The exercise:
Within the records below, find each line that holds the string "into", then copy it.

Records contained in a dataset:
>>
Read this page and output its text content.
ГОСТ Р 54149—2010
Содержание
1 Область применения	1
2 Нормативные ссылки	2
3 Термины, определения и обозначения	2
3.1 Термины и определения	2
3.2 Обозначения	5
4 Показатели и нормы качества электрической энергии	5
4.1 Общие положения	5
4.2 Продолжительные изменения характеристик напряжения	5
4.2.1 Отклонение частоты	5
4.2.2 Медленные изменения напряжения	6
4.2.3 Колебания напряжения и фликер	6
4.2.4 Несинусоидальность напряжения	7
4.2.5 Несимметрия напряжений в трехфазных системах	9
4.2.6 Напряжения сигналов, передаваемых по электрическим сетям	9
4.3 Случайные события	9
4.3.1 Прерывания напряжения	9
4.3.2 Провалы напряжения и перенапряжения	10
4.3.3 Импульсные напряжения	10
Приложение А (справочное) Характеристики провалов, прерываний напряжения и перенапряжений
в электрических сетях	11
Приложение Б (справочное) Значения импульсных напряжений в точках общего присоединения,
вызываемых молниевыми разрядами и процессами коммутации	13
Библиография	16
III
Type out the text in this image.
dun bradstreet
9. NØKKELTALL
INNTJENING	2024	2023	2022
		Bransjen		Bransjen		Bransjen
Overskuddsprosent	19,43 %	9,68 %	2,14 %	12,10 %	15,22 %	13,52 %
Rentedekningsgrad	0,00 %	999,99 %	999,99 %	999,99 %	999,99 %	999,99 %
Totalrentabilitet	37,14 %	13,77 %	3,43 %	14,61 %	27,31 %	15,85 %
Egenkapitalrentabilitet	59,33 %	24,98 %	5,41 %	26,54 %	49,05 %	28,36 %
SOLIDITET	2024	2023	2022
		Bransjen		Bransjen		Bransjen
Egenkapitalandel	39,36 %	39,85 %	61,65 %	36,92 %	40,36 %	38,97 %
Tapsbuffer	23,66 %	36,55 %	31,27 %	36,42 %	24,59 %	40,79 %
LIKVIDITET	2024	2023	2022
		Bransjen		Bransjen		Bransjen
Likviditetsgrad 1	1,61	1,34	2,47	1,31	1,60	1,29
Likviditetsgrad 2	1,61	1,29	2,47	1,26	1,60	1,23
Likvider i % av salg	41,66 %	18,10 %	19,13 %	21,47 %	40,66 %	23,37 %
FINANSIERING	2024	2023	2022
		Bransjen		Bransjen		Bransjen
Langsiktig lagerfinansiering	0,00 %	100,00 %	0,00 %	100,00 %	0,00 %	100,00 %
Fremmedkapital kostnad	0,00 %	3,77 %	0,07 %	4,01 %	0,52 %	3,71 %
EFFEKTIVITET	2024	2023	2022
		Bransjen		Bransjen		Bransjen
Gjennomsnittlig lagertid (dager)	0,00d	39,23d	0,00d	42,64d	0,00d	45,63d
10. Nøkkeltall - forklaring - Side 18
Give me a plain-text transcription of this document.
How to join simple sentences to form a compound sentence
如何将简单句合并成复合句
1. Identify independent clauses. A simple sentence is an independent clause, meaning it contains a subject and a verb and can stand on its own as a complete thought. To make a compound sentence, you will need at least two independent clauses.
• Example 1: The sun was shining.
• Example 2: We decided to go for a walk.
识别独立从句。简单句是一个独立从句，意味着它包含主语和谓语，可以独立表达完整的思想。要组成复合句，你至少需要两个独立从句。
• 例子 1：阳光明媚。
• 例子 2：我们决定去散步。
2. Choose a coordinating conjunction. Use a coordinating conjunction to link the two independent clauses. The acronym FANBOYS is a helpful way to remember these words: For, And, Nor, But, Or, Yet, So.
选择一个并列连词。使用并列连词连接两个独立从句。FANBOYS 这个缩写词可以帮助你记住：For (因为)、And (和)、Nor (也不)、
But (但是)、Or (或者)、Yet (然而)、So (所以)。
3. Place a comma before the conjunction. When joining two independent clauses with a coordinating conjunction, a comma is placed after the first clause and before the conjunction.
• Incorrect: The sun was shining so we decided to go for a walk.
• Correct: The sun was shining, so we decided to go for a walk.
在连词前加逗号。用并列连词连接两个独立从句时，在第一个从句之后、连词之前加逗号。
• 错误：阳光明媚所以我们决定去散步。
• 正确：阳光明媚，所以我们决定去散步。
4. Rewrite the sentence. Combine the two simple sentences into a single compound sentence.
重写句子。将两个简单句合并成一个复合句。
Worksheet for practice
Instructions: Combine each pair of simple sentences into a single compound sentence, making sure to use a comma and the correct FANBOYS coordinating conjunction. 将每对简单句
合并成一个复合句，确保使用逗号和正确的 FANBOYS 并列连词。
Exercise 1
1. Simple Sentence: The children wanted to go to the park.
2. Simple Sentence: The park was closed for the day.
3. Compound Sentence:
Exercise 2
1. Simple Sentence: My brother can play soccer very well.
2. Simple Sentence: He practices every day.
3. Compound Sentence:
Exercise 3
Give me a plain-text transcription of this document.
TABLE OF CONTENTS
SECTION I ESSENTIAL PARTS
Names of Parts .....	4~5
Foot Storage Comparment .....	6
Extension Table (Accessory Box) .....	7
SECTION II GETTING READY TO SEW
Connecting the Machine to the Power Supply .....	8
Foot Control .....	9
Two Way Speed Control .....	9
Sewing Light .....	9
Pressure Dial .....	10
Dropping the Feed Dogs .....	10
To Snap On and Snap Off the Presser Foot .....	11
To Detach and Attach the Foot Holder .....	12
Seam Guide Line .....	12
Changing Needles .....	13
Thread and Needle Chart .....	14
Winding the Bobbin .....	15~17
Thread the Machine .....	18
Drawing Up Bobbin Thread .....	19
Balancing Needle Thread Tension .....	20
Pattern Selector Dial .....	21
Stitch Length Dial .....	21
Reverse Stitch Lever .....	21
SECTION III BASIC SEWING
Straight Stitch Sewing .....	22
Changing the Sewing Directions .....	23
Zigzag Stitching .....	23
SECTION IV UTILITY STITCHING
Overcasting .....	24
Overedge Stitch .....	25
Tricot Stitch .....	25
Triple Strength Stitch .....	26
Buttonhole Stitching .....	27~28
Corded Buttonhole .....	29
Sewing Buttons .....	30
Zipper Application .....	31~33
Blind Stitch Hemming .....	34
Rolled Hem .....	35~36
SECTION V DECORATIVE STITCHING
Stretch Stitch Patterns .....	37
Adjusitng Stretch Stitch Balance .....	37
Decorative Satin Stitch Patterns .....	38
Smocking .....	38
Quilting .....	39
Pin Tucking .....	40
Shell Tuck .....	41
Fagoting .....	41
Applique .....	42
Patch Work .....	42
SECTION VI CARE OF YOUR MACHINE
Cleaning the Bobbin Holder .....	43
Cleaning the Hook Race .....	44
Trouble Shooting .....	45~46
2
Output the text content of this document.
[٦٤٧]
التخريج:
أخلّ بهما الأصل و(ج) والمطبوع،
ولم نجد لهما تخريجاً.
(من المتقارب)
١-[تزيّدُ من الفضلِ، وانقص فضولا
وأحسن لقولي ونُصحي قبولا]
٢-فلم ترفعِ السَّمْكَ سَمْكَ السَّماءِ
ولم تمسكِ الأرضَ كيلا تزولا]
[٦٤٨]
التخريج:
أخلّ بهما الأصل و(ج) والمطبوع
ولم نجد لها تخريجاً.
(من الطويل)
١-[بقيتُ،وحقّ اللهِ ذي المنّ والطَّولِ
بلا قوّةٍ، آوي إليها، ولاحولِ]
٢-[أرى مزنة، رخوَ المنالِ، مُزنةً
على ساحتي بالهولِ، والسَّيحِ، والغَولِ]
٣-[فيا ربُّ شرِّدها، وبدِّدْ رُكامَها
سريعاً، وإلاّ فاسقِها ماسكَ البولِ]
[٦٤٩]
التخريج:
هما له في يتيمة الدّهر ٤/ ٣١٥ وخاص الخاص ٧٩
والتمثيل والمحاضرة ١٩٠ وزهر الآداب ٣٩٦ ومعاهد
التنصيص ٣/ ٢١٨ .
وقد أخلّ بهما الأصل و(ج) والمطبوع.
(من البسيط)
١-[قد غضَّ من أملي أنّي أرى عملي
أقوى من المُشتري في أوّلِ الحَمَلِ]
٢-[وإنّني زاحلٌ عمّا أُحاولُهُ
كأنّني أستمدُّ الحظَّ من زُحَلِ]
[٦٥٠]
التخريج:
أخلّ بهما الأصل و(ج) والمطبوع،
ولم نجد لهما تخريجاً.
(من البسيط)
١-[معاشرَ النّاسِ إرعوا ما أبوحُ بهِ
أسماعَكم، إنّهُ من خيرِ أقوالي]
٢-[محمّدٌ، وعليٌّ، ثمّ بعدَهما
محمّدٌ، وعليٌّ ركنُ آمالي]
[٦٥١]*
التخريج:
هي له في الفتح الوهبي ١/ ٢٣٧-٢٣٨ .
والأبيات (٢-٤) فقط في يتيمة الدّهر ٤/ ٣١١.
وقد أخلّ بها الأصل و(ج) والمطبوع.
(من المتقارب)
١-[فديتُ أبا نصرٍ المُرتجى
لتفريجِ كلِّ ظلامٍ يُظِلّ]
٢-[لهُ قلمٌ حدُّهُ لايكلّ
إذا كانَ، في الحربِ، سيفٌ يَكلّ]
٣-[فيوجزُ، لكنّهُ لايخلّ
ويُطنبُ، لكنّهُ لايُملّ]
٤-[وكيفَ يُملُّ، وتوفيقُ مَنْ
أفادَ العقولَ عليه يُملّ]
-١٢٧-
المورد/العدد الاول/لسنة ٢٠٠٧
<<
Solution below:
4. Rewrite the sentence. Combine the two simple sentences into a single compound sentence.
Instructions: Combine each pair of simple sentences into a single compound sentence, making sure to use a comma and the correct FANBOYS coordinating conjunction. 将每对简单句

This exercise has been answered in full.